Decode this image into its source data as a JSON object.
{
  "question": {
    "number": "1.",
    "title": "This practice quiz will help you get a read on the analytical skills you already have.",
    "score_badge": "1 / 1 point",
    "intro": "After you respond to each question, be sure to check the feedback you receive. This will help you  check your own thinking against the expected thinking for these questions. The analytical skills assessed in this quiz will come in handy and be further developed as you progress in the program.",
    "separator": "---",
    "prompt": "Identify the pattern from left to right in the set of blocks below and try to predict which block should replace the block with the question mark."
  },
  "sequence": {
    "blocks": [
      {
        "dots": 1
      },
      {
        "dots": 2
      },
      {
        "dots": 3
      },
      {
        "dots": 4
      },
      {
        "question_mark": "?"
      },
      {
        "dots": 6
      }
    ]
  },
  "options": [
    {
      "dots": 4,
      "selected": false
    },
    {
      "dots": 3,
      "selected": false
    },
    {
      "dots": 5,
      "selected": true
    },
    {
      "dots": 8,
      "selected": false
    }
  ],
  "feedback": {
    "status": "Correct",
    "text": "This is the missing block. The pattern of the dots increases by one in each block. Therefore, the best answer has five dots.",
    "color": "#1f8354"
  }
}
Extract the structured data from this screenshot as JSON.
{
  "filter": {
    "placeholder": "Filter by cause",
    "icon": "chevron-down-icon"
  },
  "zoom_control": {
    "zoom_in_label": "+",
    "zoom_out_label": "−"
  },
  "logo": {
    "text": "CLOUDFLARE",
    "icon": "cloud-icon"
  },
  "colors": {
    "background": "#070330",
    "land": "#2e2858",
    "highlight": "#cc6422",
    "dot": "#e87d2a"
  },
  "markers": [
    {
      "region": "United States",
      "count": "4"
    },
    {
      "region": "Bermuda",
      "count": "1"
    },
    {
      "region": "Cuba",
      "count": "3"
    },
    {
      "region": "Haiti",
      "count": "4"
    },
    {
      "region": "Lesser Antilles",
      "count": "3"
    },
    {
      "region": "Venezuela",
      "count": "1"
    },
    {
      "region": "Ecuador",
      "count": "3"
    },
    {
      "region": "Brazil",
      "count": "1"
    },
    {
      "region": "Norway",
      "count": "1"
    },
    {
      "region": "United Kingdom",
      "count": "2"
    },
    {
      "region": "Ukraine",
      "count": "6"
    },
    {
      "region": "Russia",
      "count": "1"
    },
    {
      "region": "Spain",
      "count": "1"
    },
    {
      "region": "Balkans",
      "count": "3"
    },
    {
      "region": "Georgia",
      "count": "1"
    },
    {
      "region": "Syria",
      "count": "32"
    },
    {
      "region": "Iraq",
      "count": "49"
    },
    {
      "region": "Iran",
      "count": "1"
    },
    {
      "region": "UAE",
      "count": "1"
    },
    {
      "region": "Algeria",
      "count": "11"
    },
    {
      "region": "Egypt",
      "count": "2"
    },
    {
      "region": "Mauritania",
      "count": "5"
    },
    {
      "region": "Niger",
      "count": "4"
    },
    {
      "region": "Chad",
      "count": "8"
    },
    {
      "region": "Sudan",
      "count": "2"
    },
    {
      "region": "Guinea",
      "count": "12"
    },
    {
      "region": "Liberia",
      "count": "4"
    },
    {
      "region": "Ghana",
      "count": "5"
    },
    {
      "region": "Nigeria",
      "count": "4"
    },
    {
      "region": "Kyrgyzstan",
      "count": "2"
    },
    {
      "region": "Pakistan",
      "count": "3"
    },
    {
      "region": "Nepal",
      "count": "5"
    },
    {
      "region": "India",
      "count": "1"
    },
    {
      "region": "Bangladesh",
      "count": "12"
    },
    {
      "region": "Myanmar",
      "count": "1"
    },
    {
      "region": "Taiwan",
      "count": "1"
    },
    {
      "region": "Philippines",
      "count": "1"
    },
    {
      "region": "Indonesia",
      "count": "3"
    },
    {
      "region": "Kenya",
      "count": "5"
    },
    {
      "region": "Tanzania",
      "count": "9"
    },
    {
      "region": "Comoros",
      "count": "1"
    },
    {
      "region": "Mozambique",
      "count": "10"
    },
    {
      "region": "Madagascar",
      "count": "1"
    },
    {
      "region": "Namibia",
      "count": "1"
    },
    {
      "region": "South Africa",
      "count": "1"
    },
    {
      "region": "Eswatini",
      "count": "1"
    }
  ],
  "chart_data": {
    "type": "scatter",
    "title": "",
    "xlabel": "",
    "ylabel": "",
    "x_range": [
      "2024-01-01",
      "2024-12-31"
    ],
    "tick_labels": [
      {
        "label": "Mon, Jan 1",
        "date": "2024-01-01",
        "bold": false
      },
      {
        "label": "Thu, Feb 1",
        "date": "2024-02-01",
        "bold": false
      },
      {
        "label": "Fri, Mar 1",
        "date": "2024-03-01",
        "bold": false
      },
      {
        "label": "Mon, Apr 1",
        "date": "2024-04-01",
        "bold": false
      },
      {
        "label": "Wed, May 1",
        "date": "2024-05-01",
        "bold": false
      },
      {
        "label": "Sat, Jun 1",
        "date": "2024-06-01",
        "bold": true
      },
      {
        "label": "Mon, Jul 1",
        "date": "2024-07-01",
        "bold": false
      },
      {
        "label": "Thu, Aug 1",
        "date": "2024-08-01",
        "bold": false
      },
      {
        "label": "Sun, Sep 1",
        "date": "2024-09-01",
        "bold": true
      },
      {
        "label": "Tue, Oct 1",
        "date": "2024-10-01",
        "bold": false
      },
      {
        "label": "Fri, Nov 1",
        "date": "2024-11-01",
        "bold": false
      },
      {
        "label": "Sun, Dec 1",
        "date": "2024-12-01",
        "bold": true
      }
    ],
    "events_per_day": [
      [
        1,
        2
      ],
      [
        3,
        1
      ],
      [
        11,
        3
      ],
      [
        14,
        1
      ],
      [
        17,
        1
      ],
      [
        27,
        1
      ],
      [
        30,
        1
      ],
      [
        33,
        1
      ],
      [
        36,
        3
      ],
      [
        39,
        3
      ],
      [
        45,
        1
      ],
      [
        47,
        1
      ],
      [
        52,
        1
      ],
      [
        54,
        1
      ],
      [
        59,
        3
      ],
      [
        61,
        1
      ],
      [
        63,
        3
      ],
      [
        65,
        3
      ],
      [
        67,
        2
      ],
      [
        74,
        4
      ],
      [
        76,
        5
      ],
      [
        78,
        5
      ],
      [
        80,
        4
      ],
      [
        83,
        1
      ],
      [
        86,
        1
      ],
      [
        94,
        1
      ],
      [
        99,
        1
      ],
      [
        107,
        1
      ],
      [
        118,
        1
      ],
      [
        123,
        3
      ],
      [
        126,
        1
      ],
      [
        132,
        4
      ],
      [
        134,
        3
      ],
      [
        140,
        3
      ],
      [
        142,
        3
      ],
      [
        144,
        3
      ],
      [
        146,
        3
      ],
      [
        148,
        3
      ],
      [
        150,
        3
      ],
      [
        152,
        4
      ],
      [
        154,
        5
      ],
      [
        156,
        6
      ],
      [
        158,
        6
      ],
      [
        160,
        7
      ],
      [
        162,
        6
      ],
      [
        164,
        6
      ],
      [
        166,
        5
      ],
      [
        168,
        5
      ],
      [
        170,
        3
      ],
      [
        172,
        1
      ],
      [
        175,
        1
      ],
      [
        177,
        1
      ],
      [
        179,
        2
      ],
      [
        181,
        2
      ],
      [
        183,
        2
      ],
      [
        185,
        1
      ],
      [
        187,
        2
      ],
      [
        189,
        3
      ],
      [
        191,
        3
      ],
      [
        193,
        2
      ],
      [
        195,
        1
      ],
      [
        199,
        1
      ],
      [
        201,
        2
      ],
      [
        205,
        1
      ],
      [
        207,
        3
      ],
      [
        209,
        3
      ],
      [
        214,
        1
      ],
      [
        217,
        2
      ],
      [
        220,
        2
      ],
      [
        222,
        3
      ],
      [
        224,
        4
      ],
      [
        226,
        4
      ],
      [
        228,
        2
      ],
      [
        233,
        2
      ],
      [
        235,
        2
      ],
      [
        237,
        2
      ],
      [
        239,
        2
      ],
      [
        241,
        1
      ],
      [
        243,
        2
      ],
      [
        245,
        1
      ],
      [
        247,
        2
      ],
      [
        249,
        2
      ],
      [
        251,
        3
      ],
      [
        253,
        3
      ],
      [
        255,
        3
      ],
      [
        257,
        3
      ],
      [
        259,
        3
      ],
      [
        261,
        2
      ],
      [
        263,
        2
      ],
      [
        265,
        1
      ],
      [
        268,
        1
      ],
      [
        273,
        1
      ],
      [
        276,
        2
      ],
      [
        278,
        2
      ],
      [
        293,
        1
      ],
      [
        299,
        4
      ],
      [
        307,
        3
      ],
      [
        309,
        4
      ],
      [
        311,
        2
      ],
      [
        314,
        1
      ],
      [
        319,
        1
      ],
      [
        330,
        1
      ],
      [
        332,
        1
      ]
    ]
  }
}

━━━━━━

### Written task
Find all lines with "dots" in them and copy each one.

### Problem solution
        "dots": 1
        "dots": 2
        "dots": 3
        "dots": 4
        "dots": 6
      "dots": 4,
      "dots": 3,
      "dots": 5,
      "dots": 8,
    "text": "This is the missing block. The pattern of the dots increases by one in each block. Therefore, the best answer has five dots.",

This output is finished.